◆ To be done ◆
Return the data below unchanged, line for line, but please leave out the pictures.

◆ Data entries ◆
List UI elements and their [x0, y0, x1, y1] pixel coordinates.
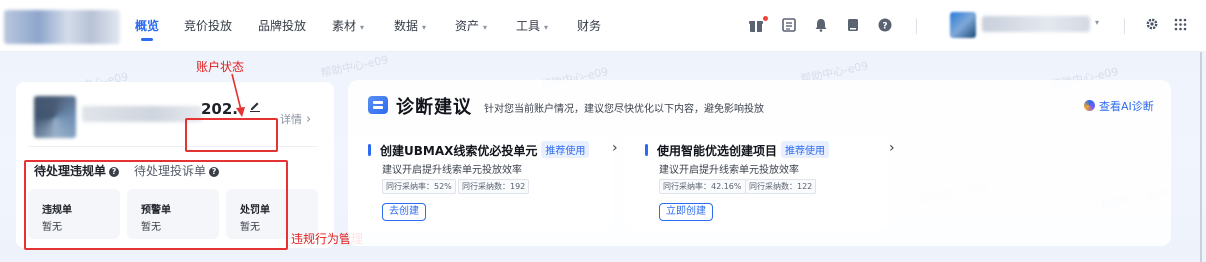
- accent-bar: [645, 144, 648, 156]
- chevron-down-icon: ▾: [422, 23, 427, 32]
- nav-label: 概览: [135, 19, 160, 33]
- nav-label: 品牌投放: [258, 19, 307, 33]
- diagnosis-subtitle: 针对您当前账户情况，建议您尽快优化以下内容，避免影响投放: [484, 104, 764, 115]
- annotation-box-violations: [24, 160, 288, 250]
- chevron-down-icon: ▾: [483, 23, 488, 32]
- detail-label: 详情: [280, 113, 302, 126]
- suggestion-desc: 建议开启提升线索单元投放效率: [659, 165, 799, 176]
- apps-grid-icon[interactable]: [1174, 18, 1187, 35]
- suggestion-title: 使用智能优选创建项目 推荐使用: [657, 141, 830, 159]
- nav-label: 资产: [455, 19, 480, 33]
- nav-item-brand[interactable]: 品牌投放: [258, 17, 306, 34]
- chevron-right-icon: ›: [306, 112, 312, 127]
- account-name: [82, 106, 202, 122]
- nav-item-material[interactable]: 素材 ▾: [332, 17, 364, 34]
- chevron-down-icon: ▾: [544, 23, 549, 32]
- accent-bar: [368, 144, 371, 156]
- suggestion-title-text: 使用智能优选创建项目: [657, 144, 778, 158]
- create-now-button[interactable]: 立即创建: [659, 203, 713, 221]
- bell-icon[interactable]: [810, 14, 832, 36]
- nav-item-overview[interactable]: 概览: [135, 17, 159, 34]
- diagnosis-card: 诊断建议 针对您当前账户情况，建议您尽快优化以下内容，避免影响投放 查看AI诊断…: [348, 80, 1171, 246]
- user-name[interactable]: [982, 16, 1090, 32]
- watermark: 帮助中心-e09: [319, 52, 390, 80]
- edit-icon[interactable]: [249, 100, 261, 116]
- recommend-tag: 推荐使用: [781, 141, 830, 158]
- annotation-box-account-status: [185, 118, 278, 152]
- chevron-down-icon: ▾: [360, 23, 365, 32]
- brand-logo[interactable]: [4, 10, 120, 44]
- chevron-down-icon[interactable]: ▾: [1095, 18, 1099, 27]
- ai-diagnosis-link[interactable]: 查看AI诊断: [1084, 98, 1154, 114]
- chevron-right-icon[interactable]: ›: [612, 140, 618, 156]
- suggestion-title: 创建UBMAX线索优必投单元 推荐使用: [380, 141, 590, 159]
- settings-icon[interactable]: [1145, 17, 1159, 35]
- nav-label: 竞价投放: [184, 19, 233, 33]
- adoption-rate-chip: 同行采纳率：52%: [382, 179, 456, 194]
- book-icon[interactable]: [842, 14, 864, 36]
- adoption-count-chip: 同行采纳数：192: [458, 179, 530, 194]
- nav-item-tools[interactable]: 工具 ▾: [516, 17, 548, 34]
- nav-label: 财务: [577, 19, 602, 33]
- chevron-right-icon[interactable]: ›: [889, 140, 895, 156]
- divider: [1124, 18, 1125, 34]
- adoption-count-chip: 同行采纳数：122: [745, 179, 817, 194]
- svg-text:?: ?: [882, 22, 887, 32]
- nav-label: 工具: [516, 19, 541, 33]
- toolbar-right: [1138, 14, 1194, 38]
- help-icon[interactable]: ?: [874, 14, 896, 36]
- nav-label: 素材: [332, 19, 357, 33]
- ai-icon: [1084, 100, 1095, 111]
- nav-item-bidding[interactable]: 竞价投放: [184, 17, 232, 34]
- nav-label: 数据: [394, 19, 419, 33]
- recommend-tag: 推荐使用: [541, 141, 590, 158]
- create-button[interactable]: 去创建: [382, 203, 426, 221]
- nav-item-assets[interactable]: 资产 ▾: [455, 17, 487, 34]
- ai-link-label: 查看AI诊断: [1099, 100, 1154, 113]
- account-detail-link[interactable]: 详情 ›: [280, 111, 311, 127]
- suggestion-desc: 建议开启提升线索单元投放效率: [382, 165, 522, 176]
- annotation-arrow: [231, 73, 245, 117]
- nav-item-data[interactable]: 数据 ▾: [394, 17, 426, 34]
- scrollbar[interactable]: [1200, 52, 1202, 262]
- suggestion-card-smart-select[interactable]: 使用智能优选创建项目 推荐使用 › 建议开启提升线索单元投放效率 同行采纳率：42…: [625, 136, 895, 230]
- notification-dot: [763, 16, 768, 21]
- account-avatar: [34, 96, 76, 138]
- suggestion-card-ubmax[interactable]: 创建UBMAX线索优必投单元 推荐使用 › 建议开启提升线索单元投放效率 同行采纳…: [348, 136, 618, 230]
- diagnosis-icon: [368, 96, 388, 114]
- top-navigation-bar: 概览 竞价投放 品牌投放 素材 ▾ 数据 ▾ 资产 ▾ 工具 ▾ 财务 ? ▾: [0, 0, 1206, 52]
- avatar[interactable]: [950, 12, 976, 38]
- diagnosis-title: 诊断建议: [396, 97, 472, 118]
- list-icon[interactable]: [778, 14, 800, 36]
- suggestion-title-text: 创建UBMAX线索优必投单元: [380, 144, 538, 158]
- divider: [916, 18, 917, 34]
- adoption-rate-chip: 同行采纳率：42.16%: [659, 179, 746, 194]
- active-tab-indicator: [141, 38, 153, 41]
- nav-item-finance[interactable]: 财务: [577, 17, 601, 34]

◆ In response ◆
List UI elements and their [x0, y0, x1, y1] pixel coordinates.
- accent-bar: [645, 144, 648, 156]
- chevron-down-icon: ▾: [422, 23, 427, 32]
- nav-label: 概览: [135, 19, 160, 33]
- nav-label: 品牌投放: [258, 19, 307, 33]
- diagnosis-subtitle: 针对您当前账户情况，建议您尽快优化以下内容，避免影响投放: [484, 104, 764, 115]
- annotation-box-violations: [24, 160, 288, 250]
- chevron-down-icon: ▾: [483, 23, 488, 32]
- detail-label: 详情: [280, 113, 302, 126]
- suggestion-desc: 建议开启提升线索单元投放效率: [659, 165, 799, 176]
- apps-grid-icon[interactable]: [1174, 18, 1187, 35]
- suggestion-title: 使用智能优选创建项目 推荐使用: [657, 141, 830, 159]
- nav-label: 资产: [455, 19, 480, 33]
- nav-item-brand[interactable]: 品牌投放: [258, 17, 306, 34]
- chevron-right-icon: ›: [306, 112, 312, 127]
- account-name: [82, 106, 202, 122]
- nav-item-material[interactable]: 素材 ▾: [332, 17, 364, 34]
- chevron-down-icon: ▾: [544, 23, 549, 32]
- accent-bar: [368, 144, 371, 156]
- suggestion-title-text: 使用智能优选创建项目: [657, 144, 778, 158]
- create-now-button[interactable]: 立即创建: [659, 203, 713, 221]
- bell-icon[interactable]: [810, 14, 832, 36]
- nav-item-overview[interactable]: 概览: [135, 17, 159, 34]
- diagnosis-card: 诊断建议 针对您当前账户情况，建议您尽快优化以下内容，避免影响投放 查看AI诊断…: [348, 80, 1171, 246]
- user-name[interactable]: [982, 16, 1090, 32]
- watermark: 帮助中心-e09: [319, 52, 390, 80]
- edit-icon[interactable]: [249, 100, 261, 116]
- recommend-tag: 推荐使用: [781, 141, 830, 158]
- annotation-box-account-status: [185, 118, 278, 152]
- chevron-down-icon: ▾: [360, 23, 365, 32]
- brand-logo[interactable]: [4, 10, 120, 44]
- chevron-down-icon[interactable]: ▾: [1095, 18, 1099, 27]
- ai-diagnosis-link[interactable]: 查看AI诊断: [1084, 98, 1154, 114]
- chevron-right-icon[interactable]: ›: [612, 140, 618, 156]
- suggestion-title: 创建UBMAX线索优必投单元 推荐使用: [380, 141, 590, 159]
- settings-icon[interactable]: [1145, 17, 1159, 35]
- nav-label: 竞价投放: [184, 19, 233, 33]
- adoption-rate-chip: 同行采纳率：52%: [382, 179, 456, 194]
- book-icon[interactable]: [842, 14, 864, 36]
- adoption-count-chip: 同行采纳数：192: [458, 179, 530, 194]
- nav-item-tools[interactable]: 工具 ▾: [516, 17, 548, 34]
- nav-label: 财务: [577, 19, 602, 33]
- chevron-right-icon[interactable]: ›: [889, 140, 895, 156]
- divider: [1124, 18, 1125, 34]
- adoption-count-chip: 同行采纳数：122: [745, 179, 817, 194]
- svg-text:?: ?: [882, 22, 887, 32]
- nav-label: 工具: [516, 19, 541, 33]
- toolbar-right: [1138, 14, 1194, 38]
- help-icon[interactable]: ?: [874, 14, 896, 36]
- nav-label: 素材: [332, 19, 357, 33]
- ai-icon: [1084, 100, 1095, 111]
- nav-item-bidding[interactable]: 竞价投放: [184, 17, 232, 34]
- nav-label: 数据: [394, 19, 419, 33]
- recommend-tag: 推荐使用: [541, 141, 590, 158]
- create-button[interactable]: 去创建: [382, 203, 426, 221]
- nav-item-assets[interactable]: 资产 ▾: [455, 17, 487, 34]
- ai-link-label: 查看AI诊断: [1099, 100, 1154, 113]
- account-detail-link[interactable]: 详情 ›: [280, 111, 311, 127]
- suggestion-desc: 建议开启提升线索单元投放效率: [382, 165, 522, 176]
- annotation-arrow: [231, 73, 245, 117]
- nav-item-data[interactable]: 数据 ▾: [394, 17, 426, 34]
- scrollbar[interactable]: [1200, 52, 1202, 262]
- suggestion-card-smart-select[interactable]: 使用智能优选创建项目 推荐使用 › 建议开启提升线索单元投放效率 同行采纳率：42…: [625, 136, 895, 230]
- notification-dot: [763, 16, 768, 21]
- account-avatar: [34, 96, 76, 138]
- suggestion-card-ubmax[interactable]: 创建UBMAX线索优必投单元 推荐使用 › 建议开启提升线索单元投放效率 同行采纳…: [348, 136, 618, 230]
- diagnosis-icon: [368, 96, 388, 114]
- top-navigation-bar: 概览 竞价投放 品牌投放 素材 ▾ 数据 ▾ 资产 ▾ 工具 ▾ 财务 ? ▾: [0, 0, 1206, 52]
- avatar[interactable]: [950, 12, 976, 38]
- diagnosis-title: 诊断建议: [396, 97, 472, 118]
- list-icon[interactable]: [778, 14, 800, 36]
- suggestion-title-text: 创建UBMAX线索优必投单元: [380, 144, 538, 158]
- divider: [916, 18, 917, 34]
- adoption-rate-chip: 同行采纳率：42.16%: [659, 179, 746, 194]
- active-tab-indicator: [141, 38, 153, 41]
- nav-item-finance[interactable]: 财务: [577, 17, 601, 34]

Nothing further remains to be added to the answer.